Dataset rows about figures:
»»
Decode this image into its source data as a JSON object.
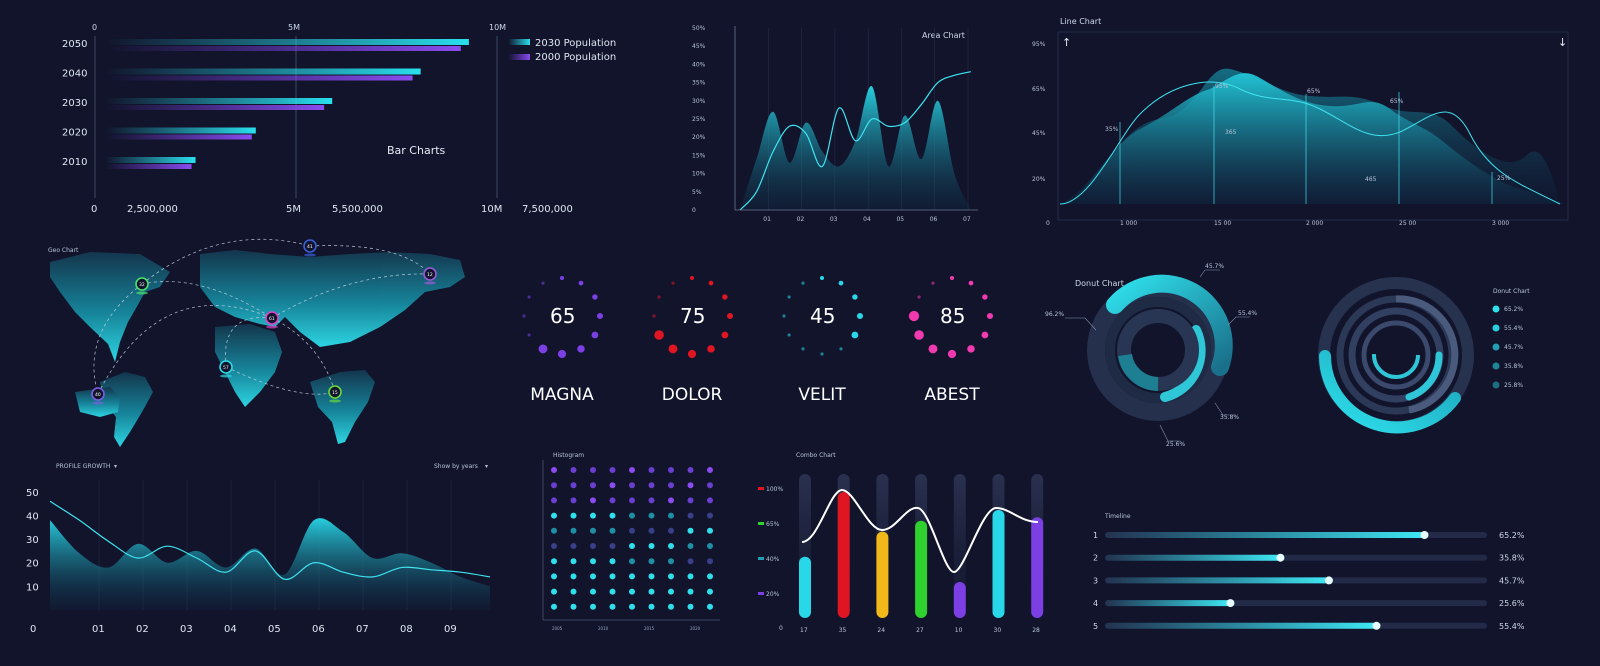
{
  "colors": {
    "bg": "#11142b",
    "cyan": "#29d8e8",
    "purple": "#7b3fe4",
    "red": "#e01522",
    "magenta": "#f23ab0",
    "green": "#2ed12e",
    "yellow": "#f2b81a"
  },
  "chart_data": [
    {
      "id": "bar",
      "type": "bar",
      "title": "Bar Charts",
      "orientation": "horizontal",
      "categories": [
        "2050",
        "2040",
        "2030",
        "2020",
        "2010"
      ],
      "series": [
        {
          "name": "2030 Population",
          "values": [
            9.3,
            8.1,
            5.9,
            4.0,
            2.5
          ]
        },
        {
          "name": "2000 Population",
          "values": [
            9.1,
            7.9,
            5.7,
            3.9,
            2.4
          ]
        }
      ],
      "top_ticks": [
        "0",
        "5M",
        "10M"
      ],
      "bottom_ticks": [
        "0",
        "2,500,000",
        "5M",
        "5,500,000",
        "10M",
        "7,500,000"
      ],
      "xlim": [
        0,
        10
      ]
    },
    {
      "id": "area",
      "type": "area",
      "title": "Area Chart",
      "x_ticks": [
        "01",
        "02",
        "03",
        "04",
        "05",
        "06",
        "07"
      ],
      "y_ticks": [
        "0",
        "5%",
        "10%",
        "15%",
        "20%",
        "25%",
        "30%",
        "35%",
        "40%",
        "45%",
        "50%"
      ],
      "ylim": [
        0,
        50
      ],
      "series": [
        {
          "values": [
            0,
            14,
            27,
            13,
            24,
            16,
            12,
            19,
            34,
            12,
            26,
            14,
            30,
            10,
            0
          ]
        },
        {
          "values": [
            0,
            5,
            16,
            23,
            21,
            12,
            28,
            19,
            25,
            23,
            24,
            29,
            35,
            37,
            38
          ]
        }
      ]
    },
    {
      "id": "line",
      "type": "area",
      "title": "Line Chart",
      "x_ticks": [
        "0",
        "1 000",
        "15 00",
        "2 000",
        "25 00",
        "3 000"
      ],
      "y_ticks": [
        "95%",
        "65%",
        "45%",
        "20%"
      ],
      "annotations": [
        "35%",
        "95%",
        "365",
        "65%",
        "65%",
        "465",
        "25%"
      ]
    },
    {
      "id": "gauges",
      "type": "pie",
      "items": [
        {
          "name": "MAGNA",
          "value": 65,
          "color": "#7b3fe4"
        },
        {
          "name": "DOLOR",
          "value": 75,
          "color": "#e01522"
        },
        {
          "name": "VELIT",
          "value": 45,
          "color": "#29d8e8"
        },
        {
          "name": "ABEST",
          "value": 85,
          "color": "#f23ab0"
        }
      ]
    },
    {
      "id": "donut1",
      "type": "pie",
      "title": "Donut Chart",
      "labels": [
        "45.7%",
        "55.4%",
        "96.2%",
        "35.8%",
        "25.6%"
      ]
    },
    {
      "id": "donut2",
      "type": "pie",
      "title": "Donut Chart",
      "legend": [
        "65.2%",
        "55.4%",
        "45.7%",
        "35.8%",
        "25.8%"
      ]
    },
    {
      "id": "growth",
      "type": "area",
      "title": "PROFILE GROWTH",
      "filter": "Show by years",
      "x_ticks": [
        "0",
        "01",
        "02",
        "03",
        "04",
        "05",
        "06",
        "07",
        "08",
        "09"
      ],
      "y_ticks": [
        "50",
        "40",
        "30",
        "20",
        "10"
      ],
      "ylim": [
        0,
        55
      ],
      "series": [
        {
          "values": [
            38,
            24,
            18,
            28,
            20,
            25,
            18,
            26,
            15,
            38,
            33,
            22,
            24,
            20,
            14,
            10
          ]
        },
        {
          "values": [
            46,
            38,
            29,
            22,
            27,
            22,
            16,
            25,
            13,
            20,
            16,
            14,
            18,
            17,
            16,
            14
          ]
        }
      ]
    },
    {
      "id": "histogram",
      "type": "scatter",
      "title": "Histogram",
      "x_ticks": [
        "2005",
        "2010",
        "2015",
        "2020"
      ]
    },
    {
      "id": "combo",
      "type": "bar",
      "title": "Combo Chart",
      "categories": [
        "17",
        "35",
        "24",
        "27",
        "10",
        "30",
        "28"
      ],
      "values": [
        17,
        35,
        24,
        27,
        10,
        30,
        28
      ],
      "legend": [
        "100%",
        "65%",
        "40%",
        "20%"
      ],
      "baseline_label": "0"
    },
    {
      "id": "timeline",
      "type": "bar",
      "title": "Timeline",
      "categories": [
        "1",
        "2",
        "3",
        "4",
        "5"
      ],
      "values": [
        65.2,
        35.8,
        45.7,
        25.6,
        55.4
      ],
      "value_labels": [
        "65.2%",
        "35.8%",
        "45.7%",
        "25.6%",
        "55.4%"
      ]
    }
  ],
  "geo": {
    "title": "Geo Chart",
    "marker_numbers": [
      "32",
      "41",
      "12",
      "61",
      "57",
      "15",
      "40"
    ]
  },
  "misc": {
    "arrow_up": "↑",
    "arrow_down": "↓",
    "caret": "▾"
  }
}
««
• _Problem details_: Print the complete listing exactly as it stands, without its pictures.

• _Task output_:
Decode this image into its source data as a JSON object.
{
  "colors": {
    "bg": "#11142b",
    "cyan": "#29d8e8",
    "purple": "#7b3fe4",
    "red": "#e01522",
    "magenta": "#f23ab0",
    "green": "#2ed12e",
    "yellow": "#f2b81a"
  },
  "chart_data": [
    {
      "id": "bar",
      "type": "bar",
      "title": "Bar Charts",
      "orientation": "horizontal",
      "categories": [
        "2050",
        "2040",
        "2030",
        "2020",
        "2010"
      ],
      "series": [
        {
          "name": "2030 Population",
          "values": [
            9.3,
            8.1,
            5.9,
            4.0,
            2.5
          ]
        },
        {
          "name": "2000 Population",
          "values": [
            9.1,
            7.9,
            5.7,
            3.9,
            2.4
          ]
        }
      ],
      "top_ticks": [
        "0",
        "5M",
        "10M"
      ],
      "bottom_ticks": [
        "0",
        "2,500,000",
        "5M",
        "5,500,000",
        "10M",
        "7,500,000"
      ],
      "xlim": [
        0,
        10
      ]
    },
    {
      "id": "area",
      "type": "area",
      "title": "Area Chart",
      "x_ticks": [
        "01",
        "02",
        "03",
        "04",
        "05",
        "06",
        "07"
      ],
      "y_ticks": [
        "0",
        "5%",
        "10%",
        "15%",
        "20%",
        "25%",
        "30%",
        "35%",
        "40%",
        "45%",
        "50%"
      ],
      "ylim": [
        0,
        50
      ],
      "series": [
        {
          "values": [
            0,
            14,
            27,
            13,
            24,
            16,
            12,
            19,
            34,
            12,
            26,
            14,
            30,
            10,
            0
          ]
        },
        {
          "values": [
            0,
            5,
            16,
            23,
            21,
            12,
            28,
            19,
            25,
            23,
            24,
            29,
            35,
            37,
            38
          ]
        }
      ]
    },
    {
      "id": "line",
      "type": "area",
      "title": "Line Chart",
      "x_ticks": [
        "0",
        "1 000",
        "15 00",
        "2 000",
        "25 00",
        "3 000"
      ],
      "y_ticks": [
        "95%",
        "65%",
        "45%",
        "20%"
      ],
      "annotations": [
        "35%",
        "95%",
        "365",
        "65%",
        "65%",
        "465",
        "25%"
      ]
    },
    {
      "id": "gauges",
      "type": "pie",
      "items": [
        {
          "name": "MAGNA",
          "value": 65,
          "color": "#7b3fe4"
        },
        {
          "name": "DOLOR",
          "value": 75,
          "color": "#e01522"
        },
        {
          "name": "VELIT",
          "value": 45,
          "color": "#29d8e8"
        },
        {
          "name": "ABEST",
          "value": 85,
          "color": "#f23ab0"
        }
      ]
    },
    {
      "id": "donut1",
      "type": "pie",
      "title": "Donut Chart",
      "labels": [
        "45.7%",
        "55.4%",
        "96.2%",
        "35.8%",
        "25.6%"
      ]
    },
    {
      "id": "donut2",
      "type": "pie",
      "title": "Donut Chart",
      "legend": [
        "65.2%",
        "55.4%",
        "45.7%",
        "35.8%",
        "25.8%"
      ]
    },
    {
      "id": "growth",
      "type": "area",
      "title": "PROFILE GROWTH",
      "filter": "Show by years",
      "x_ticks": [
        "0",
        "01",
        "02",
        "03",
        "04",
        "05",
        "06",
        "07",
        "08",
        "09"
      ],
      "y_ticks": [
        "50",
        "40",
        "30",
        "20",
        "10"
      ],
      "ylim": [
        0,
        55
      ],
      "series": [
        {
          "values": [
            38,
            24,
            18,
            28,
            20,
            25,
            18,
            26,
            15,
            38,
            33,
            22,
            24,
            20,
            14,
            10
          ]
        },
        {
          "values": [
            46,
            38,
            29,
            22,
            27,
            22,
            16,
            25,
            13,
            20,
            16,
            14,
            18,
            17,
            16,
            14
          ]
        }
      ]
    },
    {
      "id": "histogram",
      "type": "scatter",
      "title": "Histogram",
      "x_ticks": [
        "2005",
        "2010",
        "2015",
        "2020"
      ]
    },
    {
      "id": "combo",
      "type": "bar",
      "title": "Combo Chart",
      "categories": [
        "17",
        "35",
        "24",
        "27",
        "10",
        "30",
        "28"
      ],
      "values": [
        17,
        35,
        24,
        27,
        10,
        30,
        28
      ],
      "legend": [
        "100%",
        "65%",
        "40%",
        "20%"
      ],
      "baseline_label": "0"
    },
    {
      "id": "timeline",
      "type": "bar",
      "title": "Timeline",
      "categories": [
        "1",
        "2",
        "3",
        "4",
        "5"
      ],
      "values": [
        65.2,
        35.8,
        45.7,
        25.6,
        55.4
      ],
      "value_labels": [
        "65.2%",
        "35.8%",
        "45.7%",
        "25.6%",
        "55.4%"
      ]
    }
  ],
  "geo": {
    "title": "Geo Chart",
    "marker_numbers": [
      "32",
      "41",
      "12",
      "61",
      "57",
      "15",
      "40"
    ]
  },
  "misc": {
    "arrow_up": "↑",
    "arrow_down": "↓",
    "caret": "▾"
  }
}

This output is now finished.